── Supplied entries

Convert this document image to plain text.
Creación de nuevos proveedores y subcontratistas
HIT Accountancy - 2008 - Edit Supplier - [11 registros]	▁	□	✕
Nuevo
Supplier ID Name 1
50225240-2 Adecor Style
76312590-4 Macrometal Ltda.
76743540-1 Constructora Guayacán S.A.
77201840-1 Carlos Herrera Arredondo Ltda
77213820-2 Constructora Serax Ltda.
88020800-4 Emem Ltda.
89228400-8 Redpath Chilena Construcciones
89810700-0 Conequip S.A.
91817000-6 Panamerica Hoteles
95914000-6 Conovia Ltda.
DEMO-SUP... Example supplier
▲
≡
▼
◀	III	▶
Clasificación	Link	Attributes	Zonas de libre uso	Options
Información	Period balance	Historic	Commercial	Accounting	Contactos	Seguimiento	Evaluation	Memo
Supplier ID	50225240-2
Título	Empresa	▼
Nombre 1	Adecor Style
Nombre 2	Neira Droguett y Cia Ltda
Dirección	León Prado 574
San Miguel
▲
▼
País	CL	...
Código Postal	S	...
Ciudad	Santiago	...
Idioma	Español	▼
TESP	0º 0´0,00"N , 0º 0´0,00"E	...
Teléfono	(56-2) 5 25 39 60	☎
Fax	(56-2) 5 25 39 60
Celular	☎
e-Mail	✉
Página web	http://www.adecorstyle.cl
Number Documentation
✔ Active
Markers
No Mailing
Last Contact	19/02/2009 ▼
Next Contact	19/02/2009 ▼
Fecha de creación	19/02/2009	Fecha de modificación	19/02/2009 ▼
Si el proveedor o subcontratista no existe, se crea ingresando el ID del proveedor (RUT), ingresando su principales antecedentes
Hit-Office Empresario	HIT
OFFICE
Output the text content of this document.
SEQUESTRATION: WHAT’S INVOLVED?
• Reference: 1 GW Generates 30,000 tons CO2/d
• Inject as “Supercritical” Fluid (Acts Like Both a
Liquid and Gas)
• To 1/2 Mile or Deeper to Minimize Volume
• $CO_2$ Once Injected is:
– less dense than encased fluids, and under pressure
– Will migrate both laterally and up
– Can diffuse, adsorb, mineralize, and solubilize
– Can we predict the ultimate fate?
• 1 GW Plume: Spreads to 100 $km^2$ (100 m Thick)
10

────

- Stated problem: Pull every line containing the word "Constructora" out of the entries above.

- Output below:
76743540-1 Constructora Guayacán S.A.
77213820-2 Constructora Serax Ltda.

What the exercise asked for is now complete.